[Start]

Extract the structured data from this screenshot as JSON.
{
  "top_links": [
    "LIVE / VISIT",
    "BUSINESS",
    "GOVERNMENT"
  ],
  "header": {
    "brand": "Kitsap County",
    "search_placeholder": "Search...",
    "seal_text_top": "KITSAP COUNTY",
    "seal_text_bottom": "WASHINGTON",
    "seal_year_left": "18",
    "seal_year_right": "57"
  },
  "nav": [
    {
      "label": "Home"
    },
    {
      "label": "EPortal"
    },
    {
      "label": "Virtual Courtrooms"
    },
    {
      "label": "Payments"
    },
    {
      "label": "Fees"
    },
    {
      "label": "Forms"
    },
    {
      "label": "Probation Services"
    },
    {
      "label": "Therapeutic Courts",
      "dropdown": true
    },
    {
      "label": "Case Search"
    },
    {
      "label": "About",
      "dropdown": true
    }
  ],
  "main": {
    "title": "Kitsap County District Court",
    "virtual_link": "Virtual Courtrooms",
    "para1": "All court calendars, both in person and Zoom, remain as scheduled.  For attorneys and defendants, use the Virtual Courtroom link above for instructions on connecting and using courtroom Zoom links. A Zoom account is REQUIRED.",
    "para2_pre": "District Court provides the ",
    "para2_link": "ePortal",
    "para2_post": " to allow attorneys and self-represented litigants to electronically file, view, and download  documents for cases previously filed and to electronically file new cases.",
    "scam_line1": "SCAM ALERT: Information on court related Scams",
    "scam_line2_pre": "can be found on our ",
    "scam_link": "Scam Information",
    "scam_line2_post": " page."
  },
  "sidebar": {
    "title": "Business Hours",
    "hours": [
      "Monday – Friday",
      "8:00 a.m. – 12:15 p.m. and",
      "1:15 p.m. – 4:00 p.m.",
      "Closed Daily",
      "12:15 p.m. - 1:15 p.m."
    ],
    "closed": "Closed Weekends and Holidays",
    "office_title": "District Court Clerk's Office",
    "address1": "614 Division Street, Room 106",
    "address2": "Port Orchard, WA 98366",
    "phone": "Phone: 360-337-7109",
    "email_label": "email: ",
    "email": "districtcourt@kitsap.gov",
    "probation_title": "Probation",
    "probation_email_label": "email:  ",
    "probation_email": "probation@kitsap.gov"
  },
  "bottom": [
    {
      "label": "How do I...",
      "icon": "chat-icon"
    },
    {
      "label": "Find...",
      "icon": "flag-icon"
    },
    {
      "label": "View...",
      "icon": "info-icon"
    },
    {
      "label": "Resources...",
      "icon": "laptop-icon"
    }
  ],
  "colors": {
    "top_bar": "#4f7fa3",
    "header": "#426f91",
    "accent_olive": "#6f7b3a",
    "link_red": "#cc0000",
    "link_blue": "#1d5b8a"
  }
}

[End]

_Given problem:_
Write each line above out exactly.

_Result:_
Extract the structured data from this screenshot as JSON.
{
  "top_links": [
    "LIVE / VISIT",
    "BUSINESS",
    "GOVERNMENT"
  ],
  "header": {
    "brand": "Kitsap County",
    "search_placeholder": "Search...",
    "seal_text_top": "KITSAP COUNTY",
    "seal_text_bottom": "WASHINGTON",
    "seal_year_left": "18",
    "seal_year_right": "57"
  },
  "nav": [
    {
      "label": "Home"
    },
    {
      "label": "EPortal"
    },
    {
      "label": "Virtual Courtrooms"
    },
    {
      "label": "Payments"
    },
    {
      "label": "Fees"
    },
    {
      "label": "Forms"
    },
    {
      "label": "Probation Services"
    },
    {
      "label": "Therapeutic Courts",
      "dropdown": true
    },
    {
      "label": "Case Search"
    },
    {
      "label": "About",
      "dropdown": true
    }
  ],
  "main": {
    "title": "Kitsap County District Court",
    "virtual_link": "Virtual Courtrooms",
    "para1": "All court calendars, both in person and Zoom, remain as scheduled.  For attorneys and defendants, use the Virtual Courtroom link above for instructions on connecting and using courtroom Zoom links. A Zoom account is REQUIRED.",
    "para2_pre": "District Court provides the ",
    "para2_link": "ePortal",
    "para2_post": " to allow attorneys and self-represented litigants to electronically file, view, and download  documents for cases previously filed and to electronically file new cases.",
    "scam_line1": "SCAM ALERT: Information on court related Scams",
    "scam_line2_pre": "can be found on our ",
    "scam_link": "Scam Information",
    "scam_line2_post": " page."
  },
  "sidebar": {
    "title": "Business Hours",
    "hours": [
      "Monday – Friday",
      "8:00 a.m. – 12:15 p.m. and",
      "1:15 p.m. – 4:00 p.m.",
      "Closed Daily",
      "12:15 p.m. - 1:15 p.m."
    ],
    "closed": "Closed Weekends and Holidays",
    "office_title": "District Court Clerk's Office",
    "address1": "614 Division Street, Room 106",
    "address2": "Port Orchard, WA 98366",
    "phone": "Phone: 360-337-7109",
    "email_label": "email: ",
    "email": "districtcourt@kitsap.gov",
    "probation_title": "Probation",
    "probation_email_label": "email:  ",
    "probation_email": "probation@kitsap.gov"
  },
  "bottom": [
    {
      "label": "How do I...",
      "icon": "chat-icon"
    },
    {
      "label": "Find...",
      "icon": "flag-icon"
    },
    {
      "label": "View...",
      "icon": "info-icon"
    },
    {
      "label": "Resources...",
      "icon": "laptop-icon"
    }
  ],
  "colors": {
    "top_bar": "#4f7fa3",
    "header": "#426f91",
    "accent_olive": "#6f7b3a",
    "link_red": "#cc0000",
    "link_blue": "#1d5b8a"
  }
}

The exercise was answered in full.